• _Stored data_:
++++++++++

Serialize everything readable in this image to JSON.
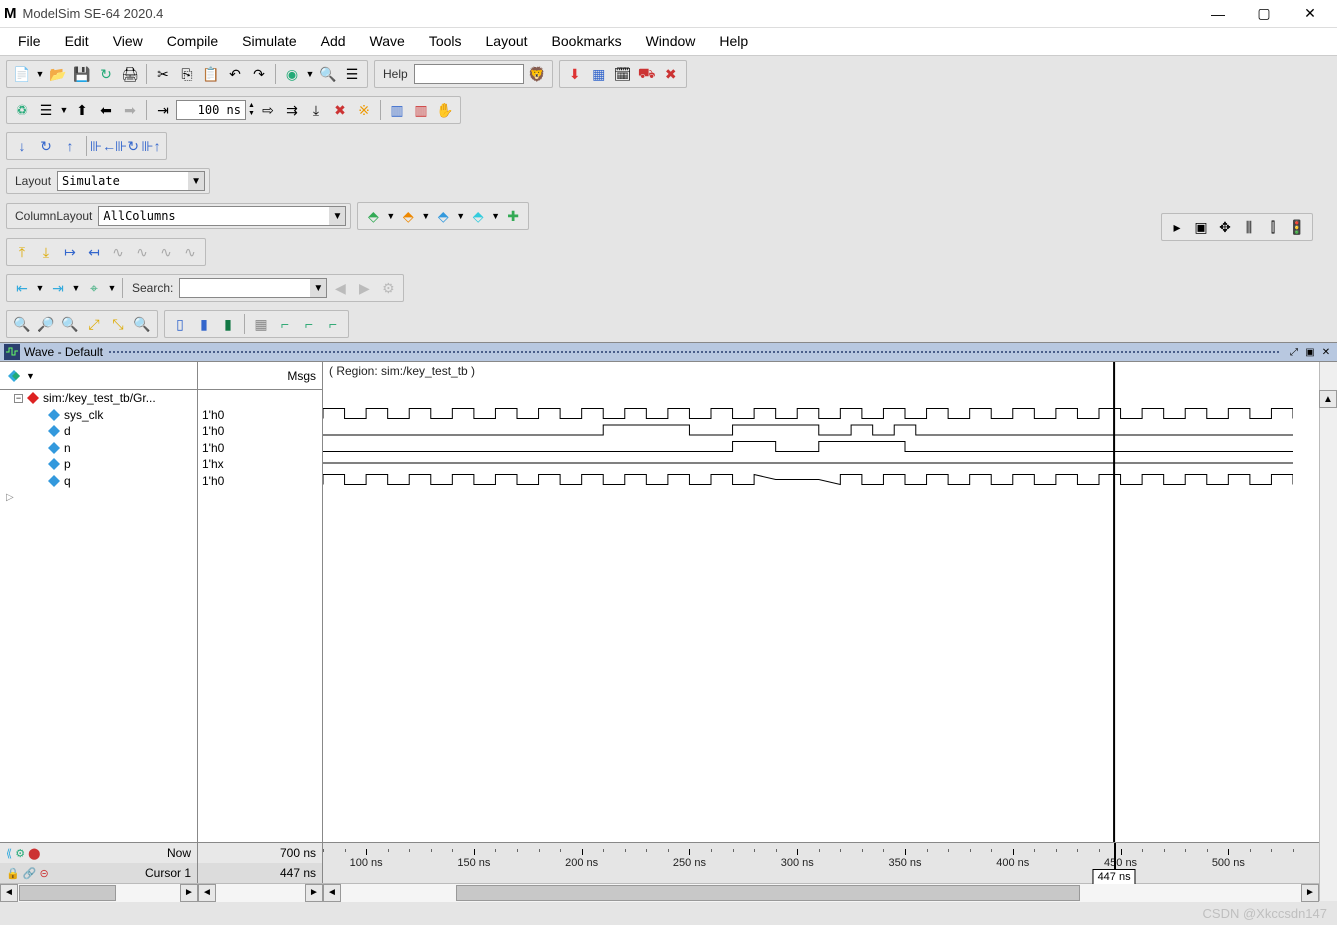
{
  "app": {
    "logo": "M",
    "title": "ModelSim SE-64 2020.4"
  },
  "menu": [
    "File",
    "Edit",
    "View",
    "Compile",
    "Simulate",
    "Add",
    "Wave",
    "Tools",
    "Layout",
    "Bookmarks",
    "Window",
    "Help"
  ],
  "toolbar": {
    "help_label": "Help",
    "run_time": "100 ns",
    "layout_label": "Layout",
    "layout_value": "Simulate",
    "column_label": "ColumnLayout",
    "column_value": "AllColumns",
    "search_label": "Search:"
  },
  "wave": {
    "title": "Wave - Default",
    "msgs_header": "Msgs",
    "region": "( Region: sim:/key_test_tb )",
    "root": "sim:/key_test_tb/Gr...",
    "signals": [
      {
        "name": "sys_clk",
        "value": "1'h0"
      },
      {
        "name": "d",
        "value": "1'h0"
      },
      {
        "name": "n",
        "value": "1'h0"
      },
      {
        "name": "p",
        "value": "1'hx"
      },
      {
        "name": "q",
        "value": "1'h0"
      }
    ],
    "now_label": "Now",
    "now_value": "700 ns",
    "cursor_label": "Cursor 1",
    "cursor_value": "447 ns",
    "cursor_box": "447 ns",
    "time_ticks": [
      "100 ns",
      "150 ns",
      "200 ns",
      "250 ns",
      "300 ns",
      "350 ns",
      "400 ns",
      "450 ns",
      "500 ns"
    ],
    "time_values_ns": [
      100,
      150,
      200,
      250,
      300,
      350,
      400,
      450,
      500
    ],
    "view_start_ns": 80,
    "view_end_ns": 530,
    "cursor_pos_ns": 447
  },
  "watermark": "CSDN @Xkccsdn147"
}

++++++++++

• _Requirements_:
Repeat the listing above exactly, with no pictures.

• _Answer for this exercise_:
Serialize everything readable in this image to JSON.
{
  "app": {
    "logo": "M",
    "title": "ModelSim SE-64 2020.4"
  },
  "menu": [
    "File",
    "Edit",
    "View",
    "Compile",
    "Simulate",
    "Add",
    "Wave",
    "Tools",
    "Layout",
    "Bookmarks",
    "Window",
    "Help"
  ],
  "toolbar": {
    "help_label": "Help",
    "run_time": "100 ns",
    "layout_label": "Layout",
    "layout_value": "Simulate",
    "column_label": "ColumnLayout",
    "column_value": "AllColumns",
    "search_label": "Search:"
  },
  "wave": {
    "title": "Wave - Default",
    "msgs_header": "Msgs",
    "region": "( Region: sim:/key_test_tb )",
    "root": "sim:/key_test_tb/Gr...",
    "signals": [
      {
        "name": "sys_clk",
        "value": "1'h0"
      },
      {
        "name": "d",
        "value": "1'h0"
      },
      {
        "name": "n",
        "value": "1'h0"
      },
      {
        "name": "p",
        "value": "1'hx"
      },
      {
        "name": "q",
        "value": "1'h0"
      }
    ],
    "now_label": "Now",
    "now_value": "700 ns",
    "cursor_label": "Cursor 1",
    "cursor_value": "447 ns",
    "cursor_box": "447 ns",
    "time_ticks": [
      "100 ns",
      "150 ns",
      "200 ns",
      "250 ns",
      "300 ns",
      "350 ns",
      "400 ns",
      "450 ns",
      "500 ns"
    ],
    "time_values_ns": [
      100,
      150,
      200,
      250,
      300,
      350,
      400,
      450,
      500
    ],
    "view_start_ns": 80,
    "view_end_ns": 530,
    "cursor_pos_ns": 447
  },
  "watermark": "CSDN @Xkccsdn147"
}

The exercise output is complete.